-- TEXT SECTION --
☆ ☆ ☆ ☆

I was profligate when I missed many opportunities to realize many things that could have made a difference. For not achieving what I could have, my feelings were astringent. I did learn my faults within me when I felt terrible once taking pleasure in noticing flaws in others.
Being very low after missing opportunities, I always turned to people around me because nothing from my inner voice was acceptable. It’s almost like stonewalling it.
By the way, this turned out to be another mistake. I always got an answer from others’ perspectives. Very few situations provided me the exact facts. My mom made me accept the bitter medicine and advised me to be pragmatic than looking out for the perfect solution, which isn’t there, in my opinion.
One of the things I achieved was not becoming more and more credulous about things I go through. Unless I were convinced totally, I would have never agreed on a personal front but, more importantly, started acquiring the art of appreciating others in the way they went about life and their thoughts.
The demeanor quotient in me seemed increasing, and slowly I was listening more than talking. I found a new friend who was very shy but assertive when I went to him with my problems.
He always had one vision and was absolute recalcitrant in the decisions he took. He never forced me to believe his thoughts, but he was still right. I used to have quibbles with him over certain things, but the more I was arguing, the more I was getting convinced that I was wrong.
It’s my fortune to say, to have found a friend in him. But he keeps telling me even he is grateful to me to have accepted him. He keeps telling me I saw him in a broken down position and fixed him. But the truth is he corrected me. And I guess in a way; we fixed each other too.
He is my only friend who is available anytime and never asks anything in return. Instead, he keeps telling me, as long as I fulfill what is suitable for our friendship, he doesn’t want anything else.

☆ ☆ ☆ ☆

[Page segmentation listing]

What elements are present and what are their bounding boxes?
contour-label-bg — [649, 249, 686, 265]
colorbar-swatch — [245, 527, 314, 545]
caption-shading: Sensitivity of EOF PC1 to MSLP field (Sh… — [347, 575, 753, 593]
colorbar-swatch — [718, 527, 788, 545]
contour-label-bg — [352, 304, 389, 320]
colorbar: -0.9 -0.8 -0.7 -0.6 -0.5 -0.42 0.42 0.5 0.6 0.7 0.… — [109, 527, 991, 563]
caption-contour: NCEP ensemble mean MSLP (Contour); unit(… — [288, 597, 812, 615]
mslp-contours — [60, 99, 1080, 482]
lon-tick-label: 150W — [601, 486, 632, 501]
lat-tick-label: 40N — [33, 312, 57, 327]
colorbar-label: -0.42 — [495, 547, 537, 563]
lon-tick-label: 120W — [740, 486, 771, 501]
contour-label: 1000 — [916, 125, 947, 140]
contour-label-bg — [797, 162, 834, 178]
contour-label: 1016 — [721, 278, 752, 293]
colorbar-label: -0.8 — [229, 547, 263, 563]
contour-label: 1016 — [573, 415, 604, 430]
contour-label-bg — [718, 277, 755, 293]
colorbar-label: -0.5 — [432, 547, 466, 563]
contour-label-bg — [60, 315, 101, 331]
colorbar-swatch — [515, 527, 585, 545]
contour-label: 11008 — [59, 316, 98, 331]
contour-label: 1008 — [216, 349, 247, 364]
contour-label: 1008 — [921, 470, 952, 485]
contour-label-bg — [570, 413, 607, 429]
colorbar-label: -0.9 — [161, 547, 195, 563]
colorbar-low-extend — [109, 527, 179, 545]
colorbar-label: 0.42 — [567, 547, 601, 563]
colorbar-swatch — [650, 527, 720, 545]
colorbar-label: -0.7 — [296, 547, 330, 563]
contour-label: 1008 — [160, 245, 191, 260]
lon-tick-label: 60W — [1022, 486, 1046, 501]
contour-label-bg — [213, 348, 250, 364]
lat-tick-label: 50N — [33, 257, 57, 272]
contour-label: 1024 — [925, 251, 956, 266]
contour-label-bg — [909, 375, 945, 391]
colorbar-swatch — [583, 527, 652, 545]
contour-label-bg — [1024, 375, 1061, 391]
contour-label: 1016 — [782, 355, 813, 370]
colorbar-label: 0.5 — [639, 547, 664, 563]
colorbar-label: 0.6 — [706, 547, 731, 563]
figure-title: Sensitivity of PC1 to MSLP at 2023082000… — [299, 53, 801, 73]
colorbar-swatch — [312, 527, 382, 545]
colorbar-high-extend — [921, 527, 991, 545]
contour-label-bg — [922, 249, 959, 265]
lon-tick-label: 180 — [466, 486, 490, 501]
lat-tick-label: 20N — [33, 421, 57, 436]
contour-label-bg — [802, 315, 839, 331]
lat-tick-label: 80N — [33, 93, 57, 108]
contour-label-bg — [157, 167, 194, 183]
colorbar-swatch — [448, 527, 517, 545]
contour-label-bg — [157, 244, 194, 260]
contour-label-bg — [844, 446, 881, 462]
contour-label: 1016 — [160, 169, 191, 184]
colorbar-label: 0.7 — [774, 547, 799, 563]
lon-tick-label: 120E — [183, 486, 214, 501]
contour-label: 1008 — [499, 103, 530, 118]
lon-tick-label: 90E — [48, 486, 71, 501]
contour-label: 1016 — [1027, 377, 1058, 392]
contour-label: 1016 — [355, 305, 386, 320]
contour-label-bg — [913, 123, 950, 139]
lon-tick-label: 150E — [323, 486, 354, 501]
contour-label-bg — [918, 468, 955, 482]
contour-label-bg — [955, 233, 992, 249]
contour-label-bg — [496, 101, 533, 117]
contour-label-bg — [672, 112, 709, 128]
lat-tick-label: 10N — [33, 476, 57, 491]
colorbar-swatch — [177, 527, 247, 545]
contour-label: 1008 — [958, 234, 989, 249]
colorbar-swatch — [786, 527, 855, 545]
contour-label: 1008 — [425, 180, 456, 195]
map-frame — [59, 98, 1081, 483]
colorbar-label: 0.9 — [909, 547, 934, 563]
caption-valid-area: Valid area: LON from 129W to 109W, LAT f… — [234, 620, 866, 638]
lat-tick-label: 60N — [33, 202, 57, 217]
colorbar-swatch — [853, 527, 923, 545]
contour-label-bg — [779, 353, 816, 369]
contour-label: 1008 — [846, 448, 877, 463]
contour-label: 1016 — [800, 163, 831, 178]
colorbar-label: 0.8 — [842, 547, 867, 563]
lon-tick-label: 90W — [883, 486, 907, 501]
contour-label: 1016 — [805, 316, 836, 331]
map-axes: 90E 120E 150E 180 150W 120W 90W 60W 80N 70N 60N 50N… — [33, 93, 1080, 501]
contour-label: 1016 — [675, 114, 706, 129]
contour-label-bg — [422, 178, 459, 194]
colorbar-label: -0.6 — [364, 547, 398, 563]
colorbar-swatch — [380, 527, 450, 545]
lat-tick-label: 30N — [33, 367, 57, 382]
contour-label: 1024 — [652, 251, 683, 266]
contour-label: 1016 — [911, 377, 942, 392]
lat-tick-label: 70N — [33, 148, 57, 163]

☆ ☆ ☆ ☆

-- TASK STATEMENT --
Return the full essay about missed opportunities and friendship word for word, with nothing changed.

-- YOUR SOLUTION --
I was profligate when I missed many opportunities to realize many things that could have made a difference. For not achieving what I could have, my feelings were astringent. I did learn my faults within me when I felt terrible once taking pleasure in noticing flaws in others.
Being very low after missing opportunities, I always turned to people around me because nothing from my inner voice was acceptable. It’s almost like stonewalling it.
By the way, this turned out to be another mistake. I always got an answer from others’ perspectives. Very few situations provided me the exact facts. My mom made me accept the bitter medicine and advised me to be pragmatic than looking out for the perfect solution, which isn’t there, in my opinion.
One of the things I achieved was not becoming more and more credulous about things I go through. Unless I were convinced totally, I would have never agreed on a personal front but, more importantly, started acquiring the art of appreciating others in the way they went about life and their thoughts.
The demeanor quotient in me seemed increasing, and slowly I was listening more than talking. I found a new friend who was very shy but assertive when I went to him with my problems.
He always had one vision and was absolute recalcitrant in the decisions he took. He never forced me to believe his thoughts, but he was still right. I used to have quibbles with him over certain things, but the more I was arguing, the more I was getting convinced that I was wrong.
It’s my fortune to say, to have found a friend in him. But he keeps telling me even he is grateful to me to have accepted him. He keeps telling me I saw him in a broken down position and fixed him. But the truth is he corrected me. And I guess in a way; we fixed each other too.
He is my only friend who is available anytime and never asks anything in return. Instead, he keeps telling me, as long as I fulfill what is suitable for our friendship, he doesn’t want anything else.